◆ TO DO
Go through the records and give each one again exactly.

□ □ □ □ □ □ □

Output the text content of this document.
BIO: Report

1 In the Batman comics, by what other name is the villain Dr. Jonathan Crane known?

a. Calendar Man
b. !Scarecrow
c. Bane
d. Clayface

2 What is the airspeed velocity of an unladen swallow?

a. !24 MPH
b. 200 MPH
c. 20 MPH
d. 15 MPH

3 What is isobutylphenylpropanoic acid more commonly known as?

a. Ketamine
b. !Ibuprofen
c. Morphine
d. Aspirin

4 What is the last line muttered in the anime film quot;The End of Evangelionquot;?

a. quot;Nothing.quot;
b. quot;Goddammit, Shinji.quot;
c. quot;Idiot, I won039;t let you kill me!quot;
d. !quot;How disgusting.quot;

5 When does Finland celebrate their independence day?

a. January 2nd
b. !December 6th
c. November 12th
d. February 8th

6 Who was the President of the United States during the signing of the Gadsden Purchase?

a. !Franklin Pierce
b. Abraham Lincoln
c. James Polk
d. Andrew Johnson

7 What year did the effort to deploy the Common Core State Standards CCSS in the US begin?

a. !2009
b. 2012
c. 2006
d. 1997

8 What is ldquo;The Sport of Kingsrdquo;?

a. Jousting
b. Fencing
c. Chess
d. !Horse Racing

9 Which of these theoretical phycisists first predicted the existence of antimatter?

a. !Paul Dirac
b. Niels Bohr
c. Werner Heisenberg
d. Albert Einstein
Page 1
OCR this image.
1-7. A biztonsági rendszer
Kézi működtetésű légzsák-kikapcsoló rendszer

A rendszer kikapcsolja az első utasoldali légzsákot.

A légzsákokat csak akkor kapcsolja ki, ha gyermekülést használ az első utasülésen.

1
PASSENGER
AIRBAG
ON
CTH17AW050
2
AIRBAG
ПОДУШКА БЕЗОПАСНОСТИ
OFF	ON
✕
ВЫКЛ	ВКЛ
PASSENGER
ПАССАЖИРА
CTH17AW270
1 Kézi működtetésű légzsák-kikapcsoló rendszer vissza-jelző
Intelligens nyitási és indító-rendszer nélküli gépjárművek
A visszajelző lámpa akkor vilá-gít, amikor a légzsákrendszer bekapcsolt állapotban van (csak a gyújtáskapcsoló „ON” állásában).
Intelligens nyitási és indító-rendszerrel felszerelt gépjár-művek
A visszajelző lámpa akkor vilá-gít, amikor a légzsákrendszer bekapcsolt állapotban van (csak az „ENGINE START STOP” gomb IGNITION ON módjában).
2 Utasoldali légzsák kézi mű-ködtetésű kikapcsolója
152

□ □ □ □ □ □ □

◆ OUTPUT FOR THIS TASK
Output the text content of this document.
BIO: Report

1 In the Batman comics, by what other name is the villain Dr. Jonathan Crane known?

a. Calendar Man
b. !Scarecrow
c. Bane
d. Clayface

2 What is the airspeed velocity of an unladen swallow?

a. !24 MPH
b. 200 MPH
c. 20 MPH
d. 15 MPH

3 What is isobutylphenylpropanoic acid more commonly known as?

a. Ketamine
b. !Ibuprofen
c. Morphine
d. Aspirin

4 What is the last line muttered in the anime film quot;The End of Evangelionquot;?

a. quot;Nothing.quot;
b. quot;Goddammit, Shinji.quot;
c. quot;Idiot, I won039;t let you kill me!quot;
d. !quot;How disgusting.quot;

5 When does Finland celebrate their independence day?

a. January 2nd
b. !December 6th
c. November 12th
d. February 8th

6 Who was the President of the United States during the signing of the Gadsden Purchase?

a. !Franklin Pierce
b. Abraham Lincoln
c. James Polk
d. Andrew Johnson

7 What year did the effort to deploy the Common Core State Standards CCSS in the US begin?

a. !2009
b. 2012
c. 2006
d. 1997

8 What is ldquo;The Sport of Kingsrdquo;?

a. Jousting
b. Fencing
c. Chess
d. !Horse Racing

9 Which of these theoretical phycisists first predicted the existence of antimatter?

a. !Paul Dirac
b. Niels Bohr
c. Werner Heisenberg
d. Albert Einstein
Page 1
OCR this image.
1-7. A biztonsági rendszer
Kézi működtetésű légzsák-kikapcsoló rendszer

A rendszer kikapcsolja az első utasoldali légzsákot.

A légzsákokat csak akkor kapcsolja ki, ha gyermekülést használ az első utasülésen.

1
PASSENGER
AIRBAG
ON
CTH17AW050
2
AIRBAG
ПОДУШКА БЕЗОПАСНОСТИ
OFF	ON
✕
ВЫКЛ	ВКЛ
PASSENGER
ПАССАЖИРА
CTH17AW270
1 Kézi működtetésű légzsák-kikapcsoló rendszer vissza-jelző
Intelligens nyitási és indító-rendszer nélküli gépjárművek
A visszajelző lámpa akkor vilá-gít, amikor a légzsákrendszer bekapcsolt állapotban van (csak a gyújtáskapcsoló „ON” állásában).
Intelligens nyitási és indító-rendszerrel felszerelt gépjár-művek
A visszajelző lámpa akkor vilá-gít, amikor a légzsákrendszer bekapcsolt állapotban van (csak az „ENGINE START STOP” gomb IGNITION ON módjában).
2 Utasoldali légzsák kézi mű-ködtetésű kikapcsolója
152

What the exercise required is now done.